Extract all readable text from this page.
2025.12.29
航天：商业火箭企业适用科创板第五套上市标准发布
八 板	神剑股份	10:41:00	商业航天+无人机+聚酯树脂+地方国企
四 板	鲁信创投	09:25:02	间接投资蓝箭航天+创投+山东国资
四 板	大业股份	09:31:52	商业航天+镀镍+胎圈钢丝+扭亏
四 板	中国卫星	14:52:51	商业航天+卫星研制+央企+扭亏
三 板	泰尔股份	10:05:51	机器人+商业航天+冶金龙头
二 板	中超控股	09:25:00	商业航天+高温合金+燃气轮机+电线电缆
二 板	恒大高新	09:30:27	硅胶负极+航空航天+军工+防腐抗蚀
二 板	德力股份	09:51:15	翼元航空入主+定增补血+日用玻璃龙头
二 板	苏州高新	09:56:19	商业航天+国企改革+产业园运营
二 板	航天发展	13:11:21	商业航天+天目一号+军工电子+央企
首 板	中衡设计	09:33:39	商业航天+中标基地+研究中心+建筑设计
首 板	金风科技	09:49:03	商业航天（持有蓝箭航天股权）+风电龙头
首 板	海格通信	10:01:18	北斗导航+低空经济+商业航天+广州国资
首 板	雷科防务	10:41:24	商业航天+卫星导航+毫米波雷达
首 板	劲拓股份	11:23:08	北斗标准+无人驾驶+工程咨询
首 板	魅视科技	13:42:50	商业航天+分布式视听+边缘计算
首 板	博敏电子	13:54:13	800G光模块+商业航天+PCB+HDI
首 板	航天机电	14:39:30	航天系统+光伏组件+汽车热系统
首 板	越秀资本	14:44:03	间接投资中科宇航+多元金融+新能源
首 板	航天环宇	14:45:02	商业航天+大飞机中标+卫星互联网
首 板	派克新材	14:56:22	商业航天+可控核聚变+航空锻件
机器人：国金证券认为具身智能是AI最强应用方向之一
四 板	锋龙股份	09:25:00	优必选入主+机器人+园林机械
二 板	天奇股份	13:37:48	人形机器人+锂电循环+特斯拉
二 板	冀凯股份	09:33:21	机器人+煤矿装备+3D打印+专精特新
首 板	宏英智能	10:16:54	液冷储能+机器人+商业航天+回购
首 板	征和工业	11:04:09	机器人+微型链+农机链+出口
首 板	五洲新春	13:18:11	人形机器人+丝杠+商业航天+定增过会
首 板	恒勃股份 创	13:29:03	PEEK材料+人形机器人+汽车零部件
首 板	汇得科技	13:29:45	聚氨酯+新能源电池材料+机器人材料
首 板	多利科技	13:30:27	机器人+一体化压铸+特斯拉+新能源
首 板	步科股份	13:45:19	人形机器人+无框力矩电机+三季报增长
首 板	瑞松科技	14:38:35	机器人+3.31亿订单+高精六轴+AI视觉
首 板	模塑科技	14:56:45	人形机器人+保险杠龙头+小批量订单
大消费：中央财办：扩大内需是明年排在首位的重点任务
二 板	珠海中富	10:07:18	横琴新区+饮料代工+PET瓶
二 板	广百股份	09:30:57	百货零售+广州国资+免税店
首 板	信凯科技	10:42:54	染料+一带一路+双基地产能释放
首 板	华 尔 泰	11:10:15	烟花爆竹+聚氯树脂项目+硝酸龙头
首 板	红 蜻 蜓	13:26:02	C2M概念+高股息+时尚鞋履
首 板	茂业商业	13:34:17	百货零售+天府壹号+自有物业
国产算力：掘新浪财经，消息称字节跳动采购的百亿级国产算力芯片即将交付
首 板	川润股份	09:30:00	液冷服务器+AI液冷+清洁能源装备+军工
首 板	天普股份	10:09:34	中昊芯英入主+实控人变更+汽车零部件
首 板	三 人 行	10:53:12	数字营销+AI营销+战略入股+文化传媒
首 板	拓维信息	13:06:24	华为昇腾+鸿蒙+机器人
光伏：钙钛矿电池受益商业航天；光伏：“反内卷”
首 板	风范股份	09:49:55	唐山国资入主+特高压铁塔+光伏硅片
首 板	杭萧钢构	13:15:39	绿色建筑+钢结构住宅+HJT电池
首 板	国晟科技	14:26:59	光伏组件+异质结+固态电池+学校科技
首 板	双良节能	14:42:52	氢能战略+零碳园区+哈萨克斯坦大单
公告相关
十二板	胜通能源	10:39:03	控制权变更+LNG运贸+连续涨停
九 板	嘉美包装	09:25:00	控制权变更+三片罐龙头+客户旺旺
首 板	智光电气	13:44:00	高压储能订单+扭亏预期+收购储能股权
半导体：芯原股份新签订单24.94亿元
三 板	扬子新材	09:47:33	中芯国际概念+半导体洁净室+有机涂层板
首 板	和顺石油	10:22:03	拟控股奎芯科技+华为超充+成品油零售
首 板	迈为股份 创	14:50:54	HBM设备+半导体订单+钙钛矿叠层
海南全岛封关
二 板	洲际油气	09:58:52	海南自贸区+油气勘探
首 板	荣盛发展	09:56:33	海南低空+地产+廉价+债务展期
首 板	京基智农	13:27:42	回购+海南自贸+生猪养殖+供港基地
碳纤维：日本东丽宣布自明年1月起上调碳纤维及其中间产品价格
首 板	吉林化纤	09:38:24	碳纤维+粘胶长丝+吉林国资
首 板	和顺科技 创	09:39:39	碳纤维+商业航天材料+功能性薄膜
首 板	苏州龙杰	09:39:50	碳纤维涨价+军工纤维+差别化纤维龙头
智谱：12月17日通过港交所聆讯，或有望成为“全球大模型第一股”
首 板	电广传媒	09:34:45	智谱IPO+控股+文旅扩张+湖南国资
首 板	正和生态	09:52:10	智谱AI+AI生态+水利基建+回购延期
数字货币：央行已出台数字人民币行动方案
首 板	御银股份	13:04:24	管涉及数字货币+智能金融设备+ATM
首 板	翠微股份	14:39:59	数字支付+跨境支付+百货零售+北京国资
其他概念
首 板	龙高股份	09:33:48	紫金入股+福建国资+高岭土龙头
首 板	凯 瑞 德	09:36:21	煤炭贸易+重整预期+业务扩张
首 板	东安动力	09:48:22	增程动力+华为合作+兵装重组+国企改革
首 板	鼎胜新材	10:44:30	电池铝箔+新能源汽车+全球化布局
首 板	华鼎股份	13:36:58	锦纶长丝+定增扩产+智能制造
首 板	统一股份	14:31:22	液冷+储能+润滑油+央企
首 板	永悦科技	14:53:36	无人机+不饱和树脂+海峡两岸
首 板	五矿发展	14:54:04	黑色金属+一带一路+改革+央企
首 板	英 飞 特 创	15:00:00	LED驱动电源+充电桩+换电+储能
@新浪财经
---
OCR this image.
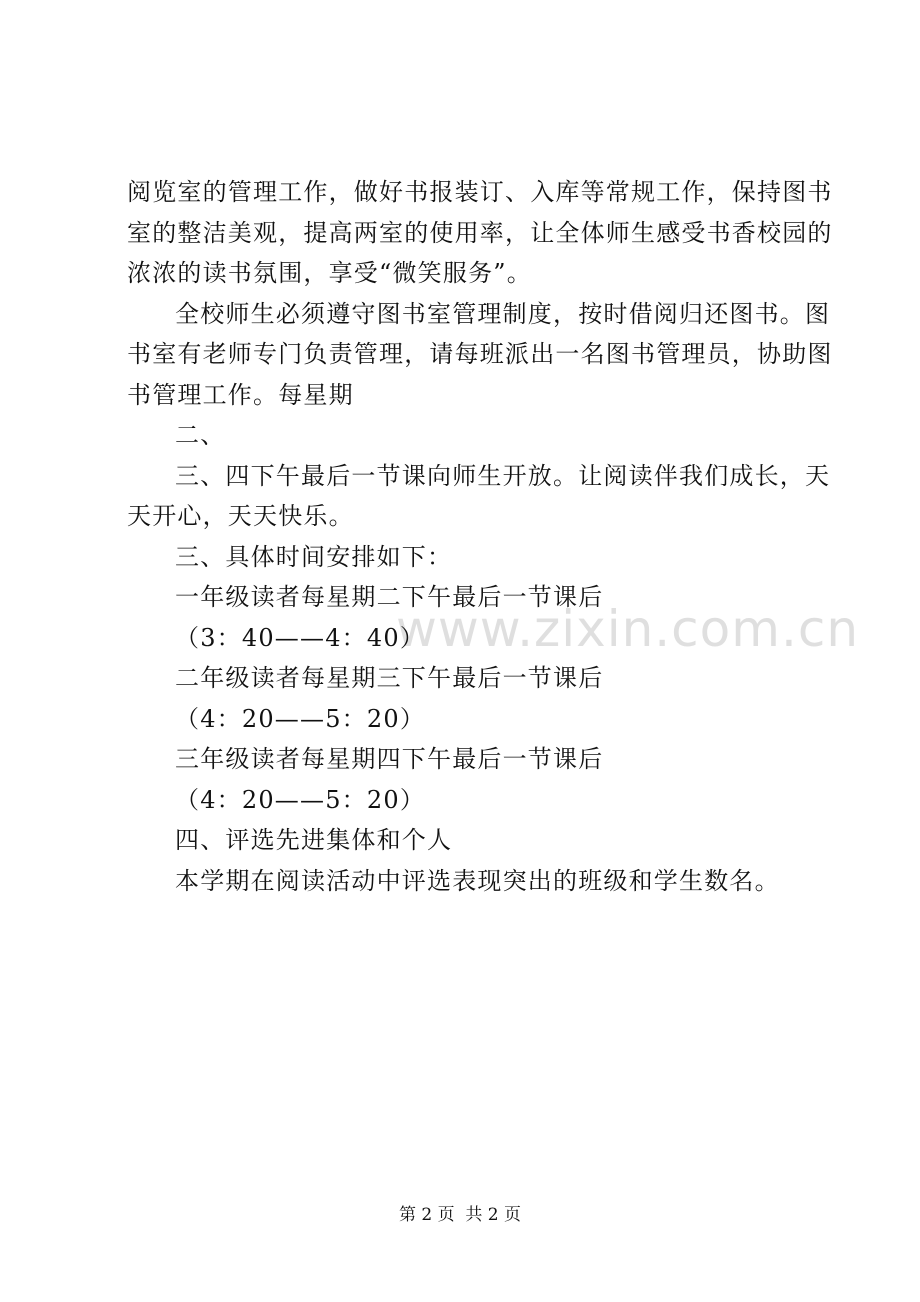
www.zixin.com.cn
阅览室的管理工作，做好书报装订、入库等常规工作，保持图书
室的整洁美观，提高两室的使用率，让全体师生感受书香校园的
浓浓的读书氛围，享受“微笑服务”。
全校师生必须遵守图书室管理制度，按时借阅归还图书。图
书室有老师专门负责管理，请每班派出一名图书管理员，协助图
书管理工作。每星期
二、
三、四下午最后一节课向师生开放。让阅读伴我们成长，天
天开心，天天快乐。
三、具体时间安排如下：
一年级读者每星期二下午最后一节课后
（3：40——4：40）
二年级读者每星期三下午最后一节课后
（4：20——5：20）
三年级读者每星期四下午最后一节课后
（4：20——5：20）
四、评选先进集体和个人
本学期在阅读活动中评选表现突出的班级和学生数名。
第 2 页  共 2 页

EXERCISE BRIEF
Scan the listing above for the word "this" and copy every line that holds it.

SOLUTION
Extract all readable text from this page.
OCR this image.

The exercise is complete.